The problem
Write out the whole listing word for word.

Data in this exercise
= = = = = = =

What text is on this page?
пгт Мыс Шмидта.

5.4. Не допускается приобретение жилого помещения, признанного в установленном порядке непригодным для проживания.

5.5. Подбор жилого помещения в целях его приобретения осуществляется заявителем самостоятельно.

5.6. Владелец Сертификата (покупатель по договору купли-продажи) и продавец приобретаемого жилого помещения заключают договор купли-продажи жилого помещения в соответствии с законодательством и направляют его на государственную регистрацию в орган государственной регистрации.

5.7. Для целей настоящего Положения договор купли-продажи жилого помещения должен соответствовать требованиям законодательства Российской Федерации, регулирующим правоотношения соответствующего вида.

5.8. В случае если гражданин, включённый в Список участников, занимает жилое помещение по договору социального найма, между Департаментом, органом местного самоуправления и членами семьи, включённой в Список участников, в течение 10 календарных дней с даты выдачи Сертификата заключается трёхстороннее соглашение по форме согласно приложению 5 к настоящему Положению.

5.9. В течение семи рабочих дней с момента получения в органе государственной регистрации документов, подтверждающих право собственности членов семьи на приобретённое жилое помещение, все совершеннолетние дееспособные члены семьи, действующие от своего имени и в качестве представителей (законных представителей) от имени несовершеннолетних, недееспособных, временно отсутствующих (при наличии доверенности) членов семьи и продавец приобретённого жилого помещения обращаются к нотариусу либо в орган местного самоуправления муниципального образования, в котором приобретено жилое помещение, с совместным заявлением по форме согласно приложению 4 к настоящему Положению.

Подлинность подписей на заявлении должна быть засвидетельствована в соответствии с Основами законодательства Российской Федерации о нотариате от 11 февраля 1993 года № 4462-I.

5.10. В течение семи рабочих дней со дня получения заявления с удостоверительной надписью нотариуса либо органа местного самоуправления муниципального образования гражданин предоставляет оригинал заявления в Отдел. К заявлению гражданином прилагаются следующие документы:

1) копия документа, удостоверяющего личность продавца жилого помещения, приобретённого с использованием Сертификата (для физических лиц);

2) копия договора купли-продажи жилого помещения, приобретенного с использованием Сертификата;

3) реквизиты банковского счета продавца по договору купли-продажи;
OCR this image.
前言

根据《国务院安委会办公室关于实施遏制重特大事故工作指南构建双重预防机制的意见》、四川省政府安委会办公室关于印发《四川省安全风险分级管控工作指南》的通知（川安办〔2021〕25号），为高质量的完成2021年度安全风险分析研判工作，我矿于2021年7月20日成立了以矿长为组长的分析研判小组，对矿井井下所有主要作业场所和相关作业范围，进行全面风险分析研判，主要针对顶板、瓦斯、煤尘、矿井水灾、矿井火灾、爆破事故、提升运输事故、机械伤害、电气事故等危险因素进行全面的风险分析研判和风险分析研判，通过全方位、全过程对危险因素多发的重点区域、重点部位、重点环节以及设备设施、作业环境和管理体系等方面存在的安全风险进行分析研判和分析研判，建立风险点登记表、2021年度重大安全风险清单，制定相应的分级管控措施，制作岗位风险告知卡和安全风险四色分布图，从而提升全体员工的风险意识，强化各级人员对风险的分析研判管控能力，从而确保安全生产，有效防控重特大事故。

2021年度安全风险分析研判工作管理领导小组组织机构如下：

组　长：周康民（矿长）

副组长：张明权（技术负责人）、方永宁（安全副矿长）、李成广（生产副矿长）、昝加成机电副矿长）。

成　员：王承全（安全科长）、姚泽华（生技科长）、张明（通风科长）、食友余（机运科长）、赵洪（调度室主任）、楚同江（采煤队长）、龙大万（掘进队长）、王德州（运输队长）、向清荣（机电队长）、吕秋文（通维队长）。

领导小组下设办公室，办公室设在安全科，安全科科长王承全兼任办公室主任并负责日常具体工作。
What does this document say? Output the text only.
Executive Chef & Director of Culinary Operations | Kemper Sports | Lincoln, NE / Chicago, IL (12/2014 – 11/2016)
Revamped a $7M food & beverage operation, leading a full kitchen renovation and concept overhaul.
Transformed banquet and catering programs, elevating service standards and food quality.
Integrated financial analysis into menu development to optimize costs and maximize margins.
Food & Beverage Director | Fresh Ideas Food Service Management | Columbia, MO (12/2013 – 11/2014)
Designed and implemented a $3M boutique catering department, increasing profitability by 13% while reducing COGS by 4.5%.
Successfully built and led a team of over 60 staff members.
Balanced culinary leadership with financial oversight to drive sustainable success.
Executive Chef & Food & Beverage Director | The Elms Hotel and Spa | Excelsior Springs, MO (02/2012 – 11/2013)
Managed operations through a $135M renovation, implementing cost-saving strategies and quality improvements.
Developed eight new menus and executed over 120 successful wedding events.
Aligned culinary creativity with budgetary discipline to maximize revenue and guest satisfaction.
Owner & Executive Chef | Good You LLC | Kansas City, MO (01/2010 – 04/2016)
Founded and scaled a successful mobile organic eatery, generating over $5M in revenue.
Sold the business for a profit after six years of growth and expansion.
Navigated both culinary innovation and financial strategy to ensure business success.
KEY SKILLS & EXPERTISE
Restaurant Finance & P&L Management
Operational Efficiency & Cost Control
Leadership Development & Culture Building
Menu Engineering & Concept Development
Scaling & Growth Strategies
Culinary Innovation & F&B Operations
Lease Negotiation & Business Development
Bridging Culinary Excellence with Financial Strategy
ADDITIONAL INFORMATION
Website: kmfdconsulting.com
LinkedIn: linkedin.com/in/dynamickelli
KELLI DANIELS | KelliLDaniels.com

= = = = = = =

The output
What text is on this page?
пгт Мыс Шмидта.

5.4. Не допускается приобретение жилого помещения, признанного в установленном порядке непригодным для проживания.

5.5. Подбор жилого помещения в целях его приобретения осуществляется заявителем самостоятельно.

5.6. Владелец Сертификата (покупатель по договору купли-продажи) и продавец приобретаемого жилого помещения заключают договор купли-продажи жилого помещения в соответствии с законодательством и направляют его на государственную регистрацию в орган государственной регистрации.

5.7. Для целей настоящего Положения договор купли-продажи жилого помещения должен соответствовать требованиям законодательства Российской Федерации, регулирующим правоотношения соответствующего вида.

5.8. В случае если гражданин, включённый в Список участников, занимает жилое помещение по договору социального найма, между Департаментом, органом местного самоуправления и членами семьи, включённой в Список участников, в течение 10 календарных дней с даты выдачи Сертификата заключается трёхстороннее соглашение по форме согласно приложению 5 к настоящему Положению.

5.9. В течение семи рабочих дней с момента получения в органе государственной регистрации документов, подтверждающих право собственности членов семьи на приобретённое жилое помещение, все совершеннолетние дееспособные члены семьи, действующие от своего имени и в качестве представителей (законных представителей) от имени несовершеннолетних, недееспособных, временно отсутствующих (при наличии доверенности) членов семьи и продавец приобретённого жилого помещения обращаются к нотариусу либо в орган местного самоуправления муниципального образования, в котором приобретено жилое помещение, с совместным заявлением по форме согласно приложению 4 к настоящему Положению.

Подлинность подписей на заявлении должна быть засвидетельствована в соответствии с Основами законодательства Российской Федерации о нотариате от 11 февраля 1993 года № 4462-I.

5.10. В течение семи рабочих дней со дня получения заявления с удостоверительной надписью нотариуса либо органа местного самоуправления муниципального образования гражданин предоставляет оригинал заявления в Отдел. К заявлению гражданином прилагаются следующие документы:

1) копия документа, удостоверяющего личность продавца жилого помещения, приобретённого с использованием Сертификата (для физических лиц);

2) копия договора купли-продажи жилого помещения, приобретенного с использованием Сертификата;

3) реквизиты банковского счета продавца по договору купли-продажи;
OCR this image.
前言

根据《国务院安委会办公室关于实施遏制重特大事故工作指南构建双重预防机制的意见》、四川省政府安委会办公室关于印发《四川省安全风险分级管控工作指南》的通知（川安办〔2021〕25号），为高质量的完成2021年度安全风险分析研判工作，我矿于2021年7月20日成立了以矿长为组长的分析研判小组，对矿井井下所有主要作业场所和相关作业范围，进行全面风险分析研判，主要针对顶板、瓦斯、煤尘、矿井水灾、矿井火灾、爆破事故、提升运输事故、机械伤害、电气事故等危险因素进行全面的风险分析研判和风险分析研判，通过全方位、全过程对危险因素多发的重点区域、重点部位、重点环节以及设备设施、作业环境和管理体系等方面存在的安全风险进行分析研判和分析研判，建立风险点登记表、2021年度重大安全风险清单，制定相应的分级管控措施，制作岗位风险告知卡和安全风险四色分布图，从而提升全体员工的风险意识，强化各级人员对风险的分析研判管控能力，从而确保安全生产，有效防控重特大事故。

2021年度安全风险分析研判工作管理领导小组组织机构如下：

组　长：周康民（矿长）

副组长：张明权（技术负责人）、方永宁（安全副矿长）、李成广（生产副矿长）、昝加成机电副矿长）。

成　员：王承全（安全科长）、姚泽华（生技科长）、张明（通风科长）、食友余（机运科长）、赵洪（调度室主任）、楚同江（采煤队长）、龙大万（掘进队长）、王德州（运输队长）、向清荣（机电队长）、吕秋文（通维队长）。

领导小组下设办公室，办公室设在安全科，安全科科长王承全兼任办公室主任并负责日常具体工作。
What does this document say? Output the text only.
Executive Chef & Director of Culinary Operations | Kemper Sports | Lincoln, NE / Chicago, IL (12/2014 – 11/2016)
Revamped a $7M food & beverage operation, leading a full kitchen renovation and concept overhaul.
Transformed banquet and catering programs, elevating service standards and food quality.
Integrated financial analysis into menu development to optimize costs and maximize margins.
Food & Beverage Director | Fresh Ideas Food Service Management | Columbia, MO (12/2013 – 11/2014)
Designed and implemented a $3M boutique catering department, increasing profitability by 13% while reducing COGS by 4.5%.
Successfully built and led a team of over 60 staff members.
Balanced culinary leadership with financial oversight to drive sustainable success.
Executive Chef & Food & Beverage Director | The Elms Hotel and Spa | Excelsior Springs, MO (02/2012 – 11/2013)
Managed operations through a $135M renovation, implementing cost-saving strategies and quality improvements.
Developed eight new menus and executed over 120 successful wedding events.
Aligned culinary creativity with budgetary discipline to maximize revenue and guest satisfaction.
Owner & Executive Chef | Good You LLC | Kansas City, MO (01/2010 – 04/2016)
Founded and scaled a successful mobile organic eatery, generating over $5M in revenue.
Sold the business for a profit after six years of growth and expansion.
Navigated both culinary innovation and financial strategy to ensure business success.
KEY SKILLS & EXPERTISE
Restaurant Finance & P&L Management
Operational Efficiency & Cost Control
Leadership Development & Culture Building
Menu Engineering & Concept Development
Scaling & Growth Strategies
Culinary Innovation & F&B Operations
Lease Negotiation & Business Development
Bridging Culinary Excellence with Financial Strategy
ADDITIONAL INFORMATION
Website: kmfdconsulting.com
LinkedIn: linkedin.com/in/dynamickelli
KELLI DANIELS | KelliLDaniels.com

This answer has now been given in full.